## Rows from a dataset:

━━━━━━━━━━

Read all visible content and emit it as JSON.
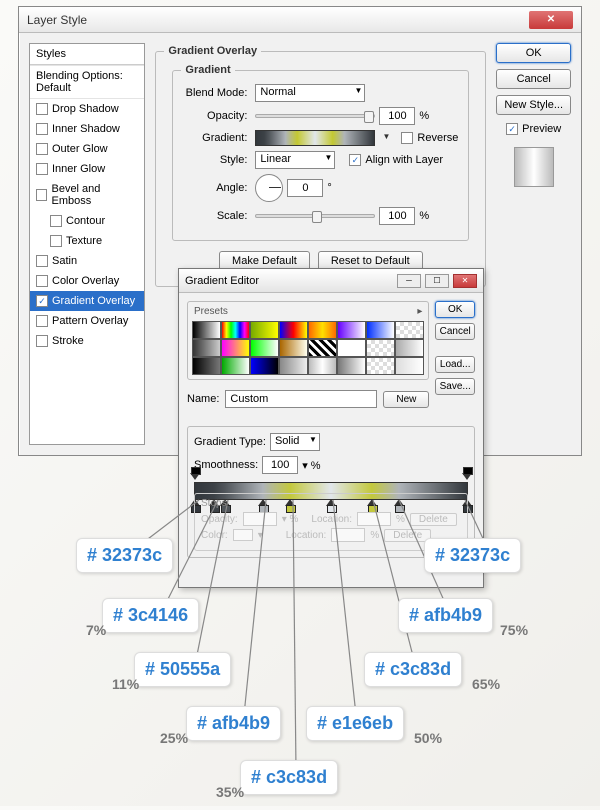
{
  "dialog": {
    "title": "Layer Style",
    "styles_header": "Styles",
    "blending_label": "Blending Options: Default",
    "items": [
      {
        "label": "Drop Shadow",
        "checked": false
      },
      {
        "label": "Inner Shadow",
        "checked": false
      },
      {
        "label": "Outer Glow",
        "checked": false
      },
      {
        "label": "Inner Glow",
        "checked": false
      },
      {
        "label": "Bevel and Emboss",
        "checked": false
      },
      {
        "label": "Contour",
        "checked": false,
        "indent": true
      },
      {
        "label": "Texture",
        "checked": false,
        "indent": true
      },
      {
        "label": "Satin",
        "checked": false
      },
      {
        "label": "Color Overlay",
        "checked": false
      },
      {
        "label": "Gradient Overlay",
        "checked": true,
        "selected": true
      },
      {
        "label": "Pattern Overlay",
        "checked": false
      },
      {
        "label": "Stroke",
        "checked": false
      }
    ]
  },
  "gradient_overlay": {
    "title": "Gradient Overlay",
    "subtitle": "Gradient",
    "blend_mode_label": "Blend Mode:",
    "blend_mode_value": "Normal",
    "opacity_label": "Opacity:",
    "opacity_value": "100",
    "gradient_label": "Gradient:",
    "reverse_label": "Reverse",
    "style_label": "Style:",
    "style_value": "Linear",
    "align_label": "Align with Layer",
    "angle_label": "Angle:",
    "angle_value": "0",
    "scale_label": "Scale:",
    "scale_value": "100",
    "make_default": "Make Default",
    "reset_default": "Reset to Default"
  },
  "right": {
    "ok": "OK",
    "cancel": "Cancel",
    "new_style": "New Style...",
    "preview": "Preview"
  },
  "editor": {
    "title": "Gradient Editor",
    "presets_label": "Presets",
    "ok": "OK",
    "cancel": "Cancel",
    "load": "Load...",
    "save": "Save...",
    "new": "New",
    "name_label": "Name:",
    "name_value": "Custom",
    "gradient_type_label": "Gradient Type:",
    "gradient_type_value": "Solid",
    "smoothness_label": "Smoothness:",
    "smoothness_value": "100",
    "stops_label": "Stops",
    "opacity_label": "Opacity:",
    "location_label": "Location:",
    "color_label": "Color:",
    "delete_label": "Delete"
  },
  "gradient_stops": [
    {
      "color": "#32373c",
      "location": "0%"
    },
    {
      "color": "#3c4146",
      "location": "7%"
    },
    {
      "color": "#50555a",
      "location": "11%"
    },
    {
      "color": "#afb4b9",
      "location": "25%"
    },
    {
      "color": "#c3c83d",
      "location": "35%"
    },
    {
      "color": "#e1e6eb",
      "location": "50%"
    },
    {
      "color": "#c3c83d",
      "location": "65%"
    },
    {
      "color": "#afb4b9",
      "location": "75%"
    },
    {
      "color": "#32373c",
      "location": "100%"
    }
  ],
  "callouts": [
    {
      "text": "# 32373c",
      "pct": ""
    },
    {
      "text": "# 3c4146",
      "pct": "7%"
    },
    {
      "text": "# 50555a",
      "pct": "11%"
    },
    {
      "text": "# afb4b9",
      "pct": "25%"
    },
    {
      "text": "# c3c83d",
      "pct": "35%"
    },
    {
      "text": "# e1e6eb",
      "pct": "50%"
    },
    {
      "text": "# c3c83d",
      "pct": "65%"
    },
    {
      "text": "# afb4b9",
      "pct": "75%"
    },
    {
      "text": "# 32373c",
      "pct": ""
    }
  ]
}
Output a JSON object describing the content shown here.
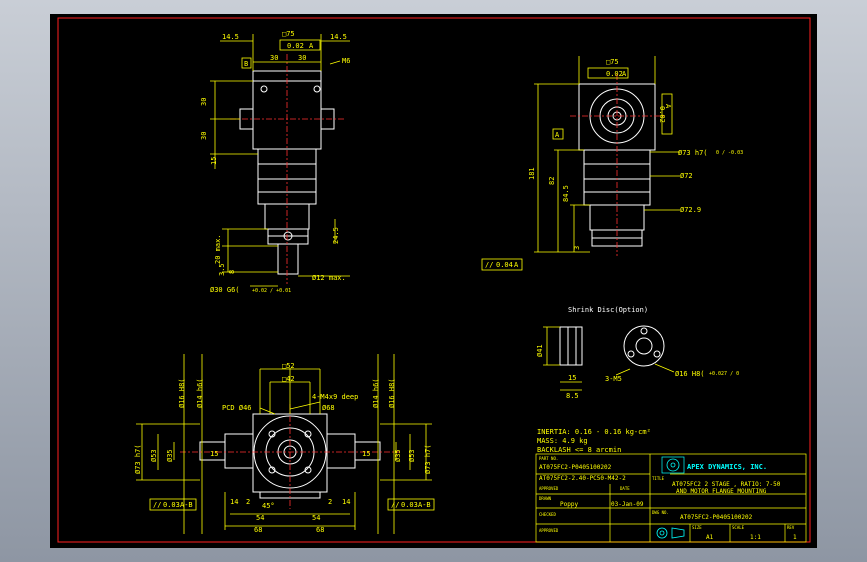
{
  "drawing": {
    "colors": {
      "background": "#000000",
      "border": "#ff2020",
      "geometry": "#ffffff",
      "dimension": "#ffff00",
      "text": "#00ffff",
      "hidden": "#ff3030"
    },
    "top_view": {
      "dim_14_5_left": "14.5",
      "sq_75": "□75",
      "flat_tol": "0.02",
      "datum_a": "A",
      "dim_14_5_right": "14.5",
      "datum_b": "B",
      "dim_30_a": "30",
      "dim_30_b": "30",
      "m6": "M6",
      "v_30_a": "30",
      "v_30_b": "30",
      "v_15": "15",
      "v_20_max": "20 max.",
      "v_3_5": "3.5",
      "v_8": "8",
      "v_24_5": "24.5",
      "shaft_dia": "Ø12 max.",
      "bottom_dia": "Ø30 G6(",
      "bottom_tol": "+0.02 / +0.01"
    },
    "side_view": {
      "sq_75": "□75",
      "flat_tol": "0.02",
      "datum_a": "A",
      "flat_tol_r": "0.02",
      "datum_a_r": "A",
      "v_181": "181",
      "v_82": "82",
      "v_84_5": "84.5",
      "v_3": "3",
      "datum_a_left": "A",
      "d_73": "Ø73 h7(",
      "d_73_tol": "0 / -0.03",
      "d_72": "Ø72",
      "d_72_9": "Ø72.9",
      "par_tol": "0.04",
      "par_datum": "A"
    },
    "shrink": {
      "title": "Shrink Disc(Option)",
      "v_41": "Ø41",
      "h_15": "15",
      "h_8_5": "8.5",
      "m5": "3-M5",
      "d_16": "Ø16 H8(",
      "d_16_tol": "+0.027 / 0"
    },
    "front_view": {
      "sq_52": "□52",
      "sq_42": "□42",
      "m4": "4-M4x9 deep",
      "pcd": "PCD Ø46",
      "d_68": "Ø68",
      "l_d16": "Ø16 H8(",
      "l_d14": "Ø14 h6(",
      "r_d14": "Ø14 h6(",
      "r_d16": "Ø16 H8(",
      "l_d73": "Ø73 h7(",
      "l_d53": "Ø53",
      "l_d35": "Ø35",
      "l_15": "15",
      "r_15": "15",
      "r_d35": "Ø35",
      "r_d53": "Ø53",
      "r_d73": "Ø73 h7(",
      "a45": "45°",
      "v_14_l": "14",
      "v_2_l": "2",
      "v_14_r": "14",
      "v_2_r": "2",
      "h_54_l": "54",
      "h_54_r": "54",
      "h_68_l": "68",
      "h_68_r": "68",
      "tol_l": "0.03",
      "datum_l": "A-B",
      "tol_r": "0.03",
      "datum_r": "A-B"
    },
    "specs": {
      "inertia": "INERTIA: 0.16 - 0.16  kg-cm²",
      "mass": "MASS: 4.9 kg",
      "backlash": "BACKLASH <= 8 arcmin",
      "part_no_label": "PART NO.",
      "part1": "AT075FC2-P0405100202",
      "part2": "AT075FC2-2.40-PC50-M42-2"
    },
    "title_block": {
      "company": "APEX DYNAMICS, INC.",
      "title_label": "TITLE",
      "title1": "AT075FC2 2 STAGE , RATIO: 7-50",
      "title2": "AND MOTOR FLANGE MOUNTING",
      "approved_label": "APPROVED",
      "date_label": "DATE",
      "drawn_label": "DRAWN",
      "drawn_by": "Poppy",
      "drawn_date": "03-Jan-09",
      "dwg_label": "DWG NO.",
      "dwg_no": "AT075FC2-P0405100202",
      "checked_label": "CHECKED",
      "size_label": "SIZE",
      "size": "A1",
      "scale_label": "SCALE",
      "scale": "1:1",
      "rev_label": "REV",
      "rev": "1",
      "approved2_label": "APPROVED"
    }
  }
}
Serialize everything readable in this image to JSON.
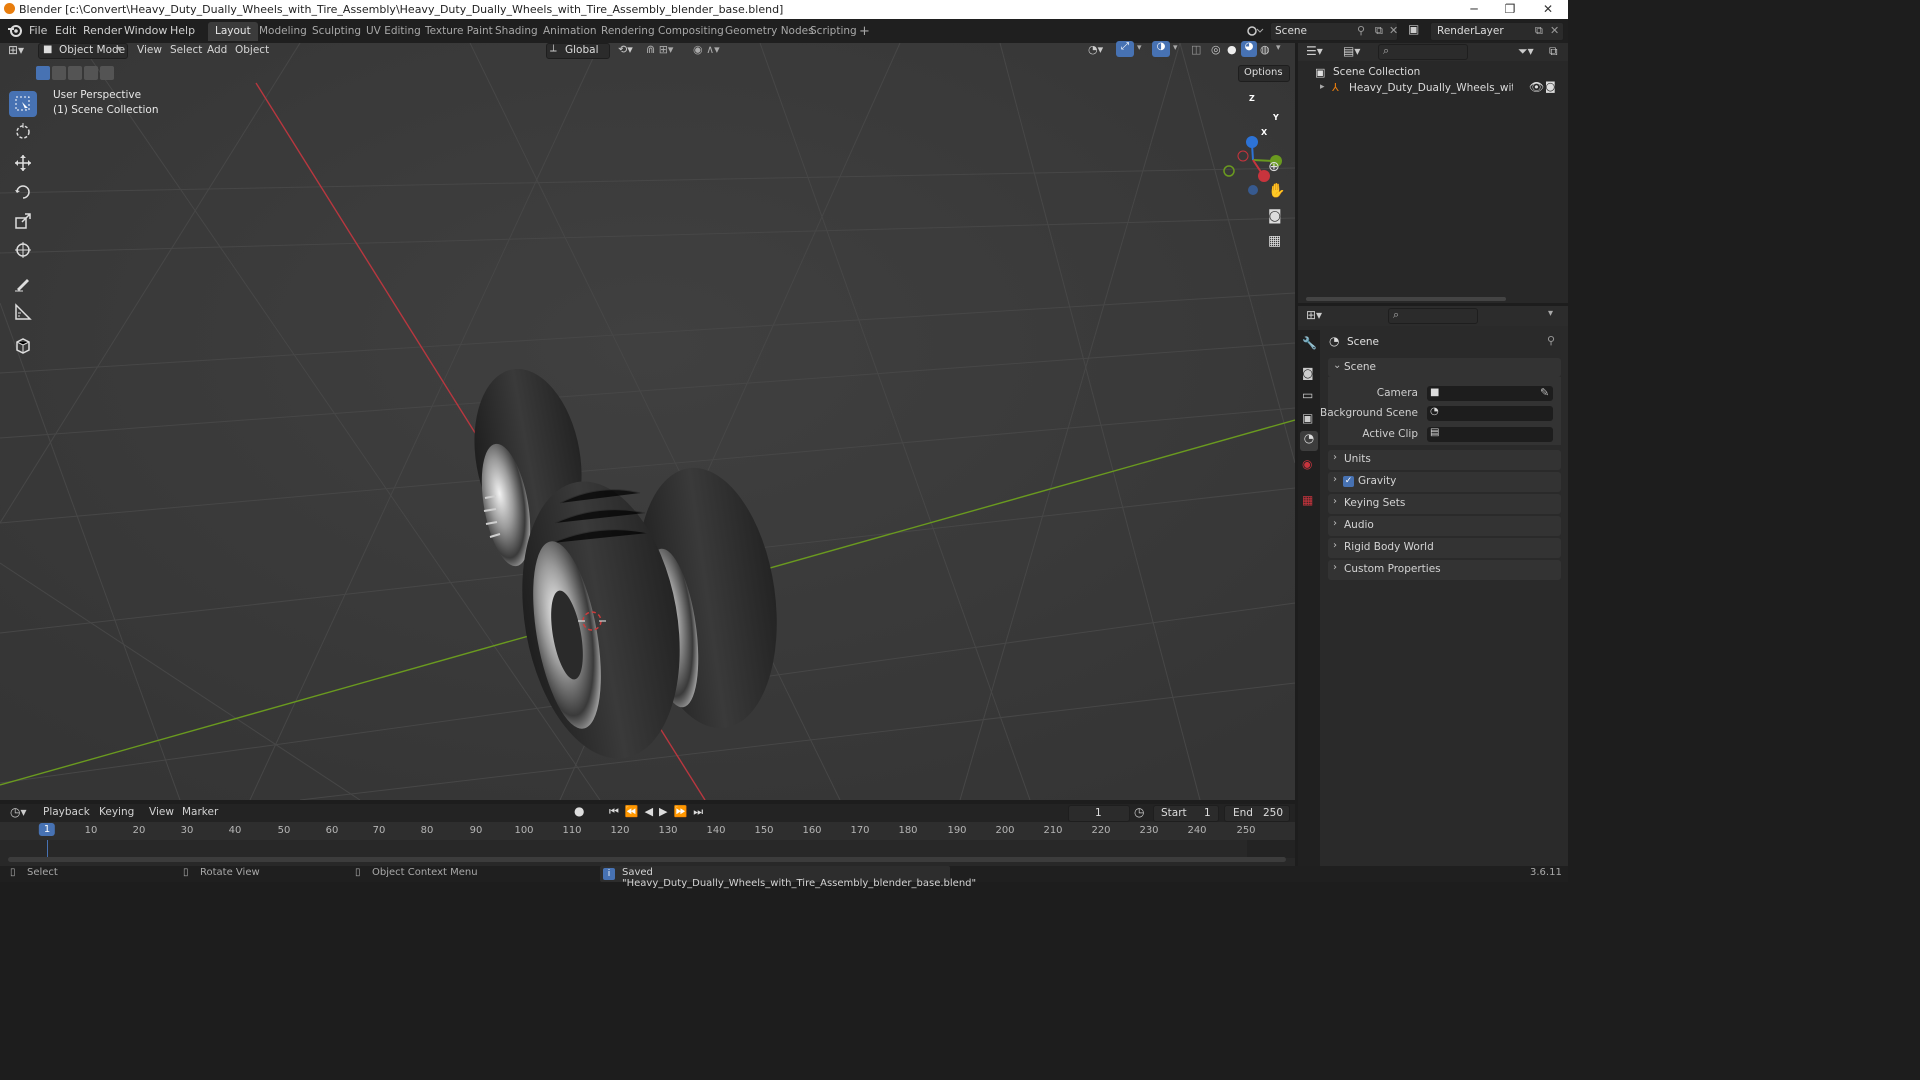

━━━━━━━━━━

## DIRECTIONS FOR THIS TASK:
Select and copy every line from the records that includes the word "Layer".

## THE REPLY:
    "title": "Layer Style",
    "align_label": "Align with Layer",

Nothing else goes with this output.